- [EXERCISE DESCRIPTION]:
Report all lines holding "Dolby".

***

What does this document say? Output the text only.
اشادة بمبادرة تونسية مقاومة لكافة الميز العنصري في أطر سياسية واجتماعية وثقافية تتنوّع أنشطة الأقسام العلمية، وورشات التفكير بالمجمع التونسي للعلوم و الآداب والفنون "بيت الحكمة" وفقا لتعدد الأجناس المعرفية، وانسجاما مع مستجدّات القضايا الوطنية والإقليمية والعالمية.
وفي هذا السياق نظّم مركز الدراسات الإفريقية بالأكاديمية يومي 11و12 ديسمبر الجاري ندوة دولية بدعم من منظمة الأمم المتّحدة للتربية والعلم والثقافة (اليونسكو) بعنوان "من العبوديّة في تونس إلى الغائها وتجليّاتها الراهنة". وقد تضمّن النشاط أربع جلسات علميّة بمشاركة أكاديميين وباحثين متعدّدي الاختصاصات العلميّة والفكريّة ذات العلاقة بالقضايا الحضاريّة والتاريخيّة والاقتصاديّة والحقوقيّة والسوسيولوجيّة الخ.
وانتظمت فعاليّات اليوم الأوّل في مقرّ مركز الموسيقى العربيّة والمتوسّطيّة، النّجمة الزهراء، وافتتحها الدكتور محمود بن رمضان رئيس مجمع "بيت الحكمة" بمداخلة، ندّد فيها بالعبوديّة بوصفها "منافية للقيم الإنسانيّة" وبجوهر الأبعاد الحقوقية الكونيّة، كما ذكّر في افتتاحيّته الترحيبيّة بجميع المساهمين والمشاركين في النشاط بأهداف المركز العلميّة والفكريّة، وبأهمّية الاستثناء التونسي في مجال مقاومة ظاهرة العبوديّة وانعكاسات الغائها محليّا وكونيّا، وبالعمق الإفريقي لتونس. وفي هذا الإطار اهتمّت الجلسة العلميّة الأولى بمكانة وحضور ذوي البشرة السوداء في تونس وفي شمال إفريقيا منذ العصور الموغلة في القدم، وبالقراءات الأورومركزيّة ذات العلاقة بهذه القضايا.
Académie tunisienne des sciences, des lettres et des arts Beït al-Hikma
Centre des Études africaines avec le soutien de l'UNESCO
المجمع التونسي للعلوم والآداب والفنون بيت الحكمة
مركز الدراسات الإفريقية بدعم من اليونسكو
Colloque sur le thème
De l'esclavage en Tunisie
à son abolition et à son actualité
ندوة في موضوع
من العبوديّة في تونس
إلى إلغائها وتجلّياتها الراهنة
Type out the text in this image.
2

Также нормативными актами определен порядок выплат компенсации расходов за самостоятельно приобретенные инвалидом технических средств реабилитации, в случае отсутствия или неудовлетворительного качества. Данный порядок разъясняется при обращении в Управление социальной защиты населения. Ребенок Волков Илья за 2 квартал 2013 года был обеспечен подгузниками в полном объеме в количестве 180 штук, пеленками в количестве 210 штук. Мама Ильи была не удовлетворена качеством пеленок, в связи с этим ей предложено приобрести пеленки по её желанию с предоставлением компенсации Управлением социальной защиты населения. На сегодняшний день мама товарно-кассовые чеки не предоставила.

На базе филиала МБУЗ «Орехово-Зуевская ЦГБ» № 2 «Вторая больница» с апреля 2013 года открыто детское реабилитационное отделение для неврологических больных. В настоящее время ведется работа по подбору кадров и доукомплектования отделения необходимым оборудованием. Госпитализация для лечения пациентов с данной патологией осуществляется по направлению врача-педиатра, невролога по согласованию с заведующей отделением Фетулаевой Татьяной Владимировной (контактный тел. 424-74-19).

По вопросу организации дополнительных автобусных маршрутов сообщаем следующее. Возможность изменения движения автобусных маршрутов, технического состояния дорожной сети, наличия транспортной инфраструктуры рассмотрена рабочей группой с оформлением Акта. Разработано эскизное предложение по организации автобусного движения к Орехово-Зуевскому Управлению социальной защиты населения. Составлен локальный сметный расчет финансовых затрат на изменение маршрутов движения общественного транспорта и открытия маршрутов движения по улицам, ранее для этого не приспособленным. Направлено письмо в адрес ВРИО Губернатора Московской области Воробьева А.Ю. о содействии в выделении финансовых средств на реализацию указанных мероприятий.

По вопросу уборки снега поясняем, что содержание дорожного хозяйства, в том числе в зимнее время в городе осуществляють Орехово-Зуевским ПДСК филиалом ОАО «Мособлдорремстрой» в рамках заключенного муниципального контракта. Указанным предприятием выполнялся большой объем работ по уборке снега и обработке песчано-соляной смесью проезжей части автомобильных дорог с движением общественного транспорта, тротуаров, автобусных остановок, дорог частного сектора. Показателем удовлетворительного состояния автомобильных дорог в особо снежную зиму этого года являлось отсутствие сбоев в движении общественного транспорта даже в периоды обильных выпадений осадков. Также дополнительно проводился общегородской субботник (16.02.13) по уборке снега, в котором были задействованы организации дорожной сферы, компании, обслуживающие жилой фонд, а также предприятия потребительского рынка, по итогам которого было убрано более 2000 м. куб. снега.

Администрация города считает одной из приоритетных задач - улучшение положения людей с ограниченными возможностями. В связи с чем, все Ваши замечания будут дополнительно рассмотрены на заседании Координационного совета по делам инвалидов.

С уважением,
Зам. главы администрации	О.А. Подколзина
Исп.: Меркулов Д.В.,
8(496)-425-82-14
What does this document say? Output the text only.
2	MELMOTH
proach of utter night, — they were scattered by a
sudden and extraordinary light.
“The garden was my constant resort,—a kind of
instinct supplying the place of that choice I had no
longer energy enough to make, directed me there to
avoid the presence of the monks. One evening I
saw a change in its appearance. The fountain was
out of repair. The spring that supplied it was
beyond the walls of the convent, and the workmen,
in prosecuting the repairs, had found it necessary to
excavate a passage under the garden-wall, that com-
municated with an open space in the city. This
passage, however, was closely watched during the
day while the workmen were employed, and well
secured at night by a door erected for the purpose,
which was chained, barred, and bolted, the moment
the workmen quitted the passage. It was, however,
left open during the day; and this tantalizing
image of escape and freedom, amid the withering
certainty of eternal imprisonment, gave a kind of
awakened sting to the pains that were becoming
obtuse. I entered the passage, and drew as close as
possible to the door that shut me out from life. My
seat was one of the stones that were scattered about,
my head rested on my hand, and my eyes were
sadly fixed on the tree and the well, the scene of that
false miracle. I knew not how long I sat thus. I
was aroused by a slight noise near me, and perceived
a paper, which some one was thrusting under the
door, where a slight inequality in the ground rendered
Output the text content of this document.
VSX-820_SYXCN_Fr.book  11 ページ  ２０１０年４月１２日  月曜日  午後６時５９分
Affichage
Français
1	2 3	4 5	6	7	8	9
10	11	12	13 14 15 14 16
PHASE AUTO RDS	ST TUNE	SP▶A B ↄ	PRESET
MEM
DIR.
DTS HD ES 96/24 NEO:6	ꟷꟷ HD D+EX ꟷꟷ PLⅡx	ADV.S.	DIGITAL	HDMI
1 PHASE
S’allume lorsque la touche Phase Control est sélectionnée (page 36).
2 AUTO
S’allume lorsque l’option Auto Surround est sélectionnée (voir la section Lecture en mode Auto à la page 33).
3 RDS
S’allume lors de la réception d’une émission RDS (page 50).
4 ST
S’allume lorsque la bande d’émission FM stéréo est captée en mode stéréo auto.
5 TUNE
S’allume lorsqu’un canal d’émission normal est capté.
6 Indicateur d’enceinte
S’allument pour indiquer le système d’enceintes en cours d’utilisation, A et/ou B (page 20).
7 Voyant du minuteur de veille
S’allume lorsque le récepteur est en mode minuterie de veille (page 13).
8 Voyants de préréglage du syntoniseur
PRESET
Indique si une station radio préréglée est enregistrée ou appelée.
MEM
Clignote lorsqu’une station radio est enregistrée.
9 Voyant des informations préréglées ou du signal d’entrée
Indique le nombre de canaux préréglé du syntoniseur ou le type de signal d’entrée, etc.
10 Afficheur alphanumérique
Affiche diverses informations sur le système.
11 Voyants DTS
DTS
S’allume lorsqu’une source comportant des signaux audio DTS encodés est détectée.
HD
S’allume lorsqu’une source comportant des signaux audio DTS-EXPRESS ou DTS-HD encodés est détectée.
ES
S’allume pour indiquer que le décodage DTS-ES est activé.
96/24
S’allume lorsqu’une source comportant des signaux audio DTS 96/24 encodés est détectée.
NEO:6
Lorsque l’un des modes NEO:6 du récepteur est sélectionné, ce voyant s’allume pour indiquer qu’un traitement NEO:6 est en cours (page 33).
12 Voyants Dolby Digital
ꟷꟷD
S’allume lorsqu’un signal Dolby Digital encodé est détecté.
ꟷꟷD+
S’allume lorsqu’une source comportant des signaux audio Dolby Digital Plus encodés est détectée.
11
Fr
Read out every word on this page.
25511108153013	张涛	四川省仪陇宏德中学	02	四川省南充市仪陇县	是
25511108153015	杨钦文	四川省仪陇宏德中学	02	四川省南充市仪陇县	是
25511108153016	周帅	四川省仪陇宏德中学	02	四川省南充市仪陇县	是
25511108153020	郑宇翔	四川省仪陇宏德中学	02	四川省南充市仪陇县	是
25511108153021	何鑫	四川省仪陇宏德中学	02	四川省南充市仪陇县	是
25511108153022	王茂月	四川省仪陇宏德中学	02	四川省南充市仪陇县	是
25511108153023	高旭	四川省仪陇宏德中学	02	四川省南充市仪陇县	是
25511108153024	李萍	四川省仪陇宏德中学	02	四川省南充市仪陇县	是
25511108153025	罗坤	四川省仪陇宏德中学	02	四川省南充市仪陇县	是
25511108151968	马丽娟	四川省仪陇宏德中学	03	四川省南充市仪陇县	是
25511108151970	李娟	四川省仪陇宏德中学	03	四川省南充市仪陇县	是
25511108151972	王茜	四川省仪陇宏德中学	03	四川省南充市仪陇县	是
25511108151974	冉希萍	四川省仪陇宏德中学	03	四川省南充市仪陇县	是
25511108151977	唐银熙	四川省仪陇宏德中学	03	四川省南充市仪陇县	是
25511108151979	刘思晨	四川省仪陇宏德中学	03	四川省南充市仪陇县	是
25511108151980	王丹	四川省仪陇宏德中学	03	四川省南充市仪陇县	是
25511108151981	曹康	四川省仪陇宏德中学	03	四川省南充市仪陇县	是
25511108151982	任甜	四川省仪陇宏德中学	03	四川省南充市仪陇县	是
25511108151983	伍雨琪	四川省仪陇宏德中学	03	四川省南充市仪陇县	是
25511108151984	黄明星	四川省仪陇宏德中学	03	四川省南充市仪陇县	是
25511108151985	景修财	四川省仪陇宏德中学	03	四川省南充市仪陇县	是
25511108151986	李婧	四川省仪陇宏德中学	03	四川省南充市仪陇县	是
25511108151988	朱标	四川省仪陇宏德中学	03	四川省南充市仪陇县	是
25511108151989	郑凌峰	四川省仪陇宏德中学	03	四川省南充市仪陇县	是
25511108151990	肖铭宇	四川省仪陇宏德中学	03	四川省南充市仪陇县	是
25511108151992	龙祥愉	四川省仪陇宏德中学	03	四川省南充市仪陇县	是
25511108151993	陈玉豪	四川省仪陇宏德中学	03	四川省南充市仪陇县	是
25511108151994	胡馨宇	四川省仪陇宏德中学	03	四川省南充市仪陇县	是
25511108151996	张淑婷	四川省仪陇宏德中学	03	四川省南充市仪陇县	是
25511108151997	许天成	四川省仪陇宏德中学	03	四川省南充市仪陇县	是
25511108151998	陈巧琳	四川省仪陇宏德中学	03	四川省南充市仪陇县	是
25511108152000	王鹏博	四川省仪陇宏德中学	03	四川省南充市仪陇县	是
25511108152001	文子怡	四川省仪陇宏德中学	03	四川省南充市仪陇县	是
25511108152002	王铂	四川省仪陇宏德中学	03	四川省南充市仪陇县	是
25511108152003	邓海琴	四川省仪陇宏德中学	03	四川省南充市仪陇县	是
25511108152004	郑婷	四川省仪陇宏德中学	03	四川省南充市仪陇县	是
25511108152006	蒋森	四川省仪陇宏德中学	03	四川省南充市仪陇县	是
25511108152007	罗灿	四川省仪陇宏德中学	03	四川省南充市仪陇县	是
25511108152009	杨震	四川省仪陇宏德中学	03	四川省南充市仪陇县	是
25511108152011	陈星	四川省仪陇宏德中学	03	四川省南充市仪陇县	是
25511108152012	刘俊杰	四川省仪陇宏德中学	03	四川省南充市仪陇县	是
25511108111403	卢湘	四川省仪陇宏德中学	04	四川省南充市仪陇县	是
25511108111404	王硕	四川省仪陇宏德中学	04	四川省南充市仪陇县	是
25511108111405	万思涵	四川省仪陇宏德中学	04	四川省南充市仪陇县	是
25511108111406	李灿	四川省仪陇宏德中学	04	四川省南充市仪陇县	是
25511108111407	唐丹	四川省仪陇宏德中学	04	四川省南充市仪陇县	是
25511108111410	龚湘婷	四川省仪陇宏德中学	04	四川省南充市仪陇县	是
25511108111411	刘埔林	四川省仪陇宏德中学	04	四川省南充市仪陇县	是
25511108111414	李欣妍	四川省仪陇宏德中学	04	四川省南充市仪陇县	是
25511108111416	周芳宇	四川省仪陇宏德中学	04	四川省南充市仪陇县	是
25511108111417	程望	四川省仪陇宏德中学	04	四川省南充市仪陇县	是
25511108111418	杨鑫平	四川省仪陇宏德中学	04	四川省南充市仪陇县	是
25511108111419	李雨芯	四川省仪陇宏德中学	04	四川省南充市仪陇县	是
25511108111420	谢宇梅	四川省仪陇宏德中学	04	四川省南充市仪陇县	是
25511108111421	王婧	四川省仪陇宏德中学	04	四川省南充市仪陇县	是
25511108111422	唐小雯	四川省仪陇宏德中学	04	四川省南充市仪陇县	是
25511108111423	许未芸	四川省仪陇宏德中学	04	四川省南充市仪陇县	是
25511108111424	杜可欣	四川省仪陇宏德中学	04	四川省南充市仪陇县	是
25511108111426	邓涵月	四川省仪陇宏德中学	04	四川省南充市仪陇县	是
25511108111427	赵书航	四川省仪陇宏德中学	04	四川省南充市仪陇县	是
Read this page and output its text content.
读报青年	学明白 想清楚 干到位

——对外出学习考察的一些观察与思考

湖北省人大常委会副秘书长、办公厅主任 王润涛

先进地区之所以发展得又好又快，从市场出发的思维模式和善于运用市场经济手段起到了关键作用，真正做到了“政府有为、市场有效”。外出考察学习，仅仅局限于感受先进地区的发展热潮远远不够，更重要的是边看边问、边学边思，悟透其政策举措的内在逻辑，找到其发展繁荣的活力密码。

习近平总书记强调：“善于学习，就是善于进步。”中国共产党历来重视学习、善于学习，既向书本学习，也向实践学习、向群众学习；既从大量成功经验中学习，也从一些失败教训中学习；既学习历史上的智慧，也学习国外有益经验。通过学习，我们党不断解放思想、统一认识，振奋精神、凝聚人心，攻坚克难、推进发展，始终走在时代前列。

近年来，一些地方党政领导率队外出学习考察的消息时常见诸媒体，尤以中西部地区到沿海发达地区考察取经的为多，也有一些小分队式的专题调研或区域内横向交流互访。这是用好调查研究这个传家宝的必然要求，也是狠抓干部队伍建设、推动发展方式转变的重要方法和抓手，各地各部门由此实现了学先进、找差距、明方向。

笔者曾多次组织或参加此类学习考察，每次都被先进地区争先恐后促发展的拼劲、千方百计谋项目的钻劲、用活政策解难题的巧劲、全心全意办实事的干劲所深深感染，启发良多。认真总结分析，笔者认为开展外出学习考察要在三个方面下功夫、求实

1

***

- [ANSWER]:
12 Voyants Dolby Digital
S’allume lorsqu’un signal Dolby Digital encodé est détecté.
S’allume lorsqu’une source comportant des signaux audio Dolby Digital Plus encodés est détectée.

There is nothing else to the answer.